*Written task*. Extract the complete listing and output it unchanged.

*Extracted entries*.
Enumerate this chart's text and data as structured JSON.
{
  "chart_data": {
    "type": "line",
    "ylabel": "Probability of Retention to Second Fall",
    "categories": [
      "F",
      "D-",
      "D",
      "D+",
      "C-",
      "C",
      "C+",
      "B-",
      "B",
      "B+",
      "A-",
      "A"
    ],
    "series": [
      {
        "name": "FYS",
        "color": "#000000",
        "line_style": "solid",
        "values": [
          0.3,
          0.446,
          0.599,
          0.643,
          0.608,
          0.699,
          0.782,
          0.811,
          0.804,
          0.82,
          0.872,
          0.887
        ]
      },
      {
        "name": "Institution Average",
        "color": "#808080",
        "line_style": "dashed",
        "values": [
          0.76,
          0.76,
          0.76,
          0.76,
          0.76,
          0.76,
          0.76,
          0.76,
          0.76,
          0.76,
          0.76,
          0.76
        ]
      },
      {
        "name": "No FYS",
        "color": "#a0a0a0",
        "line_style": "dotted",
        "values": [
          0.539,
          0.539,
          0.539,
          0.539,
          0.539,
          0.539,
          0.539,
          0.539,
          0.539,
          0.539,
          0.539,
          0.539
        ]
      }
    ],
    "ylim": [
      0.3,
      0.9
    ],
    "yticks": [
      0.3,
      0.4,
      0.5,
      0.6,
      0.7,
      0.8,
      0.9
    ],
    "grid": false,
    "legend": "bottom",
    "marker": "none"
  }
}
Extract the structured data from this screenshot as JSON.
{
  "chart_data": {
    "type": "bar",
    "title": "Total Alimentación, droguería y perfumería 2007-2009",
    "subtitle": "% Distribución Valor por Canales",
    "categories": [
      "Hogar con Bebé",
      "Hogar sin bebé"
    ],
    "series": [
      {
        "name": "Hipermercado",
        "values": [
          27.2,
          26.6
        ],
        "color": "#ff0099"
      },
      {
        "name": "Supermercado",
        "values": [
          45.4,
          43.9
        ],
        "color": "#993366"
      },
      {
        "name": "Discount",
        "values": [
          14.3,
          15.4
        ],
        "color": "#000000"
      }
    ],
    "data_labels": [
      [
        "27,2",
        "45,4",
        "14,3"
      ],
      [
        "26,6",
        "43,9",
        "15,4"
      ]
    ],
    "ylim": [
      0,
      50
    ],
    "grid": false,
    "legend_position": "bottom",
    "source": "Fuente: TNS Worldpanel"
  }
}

*Reply to the exercise*.
Enumerate this chart's text and data as structured JSON.
{
  "chart_data": {
    "type": "line",
    "ylabel": "Probability of Retention to Second Fall",
    "categories": [
      "F",
      "D-",
      "D",
      "D+",
      "C-",
      "C",
      "C+",
      "B-",
      "B",
      "B+",
      "A-",
      "A"
    ],
    "series": [
      {
        "name": "FYS",
        "color": "#000000",
        "line_style": "solid",
        "values": [
          0.3,
          0.446,
          0.599,
          0.643,
          0.608,
          0.699,
          0.782,
          0.811,
          0.804,
          0.82,
          0.872,
          0.887
        ]
      },
      {
        "name": "Institution Average",
        "color": "#808080",
        "line_style": "dashed",
        "values": [
          0.76,
          0.76,
          0.76,
          0.76,
          0.76,
          0.76,
          0.76,
          0.76,
          0.76,
          0.76,
          0.76,
          0.76
        ]
      },
      {
        "name": "No FYS",
        "color": "#a0a0a0",
        "line_style": "dotted",
        "values": [
          0.539,
          0.539,
          0.539,
          0.539,
          0.539,
          0.539,
          0.539,
          0.539,
          0.539,
          0.539,
          0.539,
          0.539
        ]
      }
    ],
    "ylim": [
      0.3,
      0.9
    ],
    "yticks": [
      0.3,
      0.4,
      0.5,
      0.6,
      0.7,
      0.8,
      0.9
    ],
    "grid": false,
    "legend": "bottom",
    "marker": "none"
  }
}
Extract the structured data from this screenshot as JSON.
{
  "chart_data": {
    "type": "bar",
    "title": "Total Alimentación, droguería y perfumería 2007-2009",
    "subtitle": "% Distribución Valor por Canales",
    "categories": [
      "Hogar con Bebé",
      "Hogar sin bebé"
    ],
    "series": [
      {
        "name": "Hipermercado",
        "values": [
          27.2,
          26.6
        ],
        "color": "#ff0099"
      },
      {
        "name": "Supermercado",
        "values": [
          45.4,
          43.9
        ],
        "color": "#993366"
      },
      {
        "name": "Discount",
        "values": [
          14.3,
          15.4
        ],
        "color": "#000000"
      }
    ],
    "data_labels": [
      [
        "27,2",
        "45,4",
        "14,3"
      ],
      [
        "26,6",
        "43,9",
        "15,4"
      ]
    ],
    "ylim": [
      0,
      50
    ],
    "grid": false,
    "legend_position": "bottom",
    "source": "Fuente: TNS Worldpanel"
  }
}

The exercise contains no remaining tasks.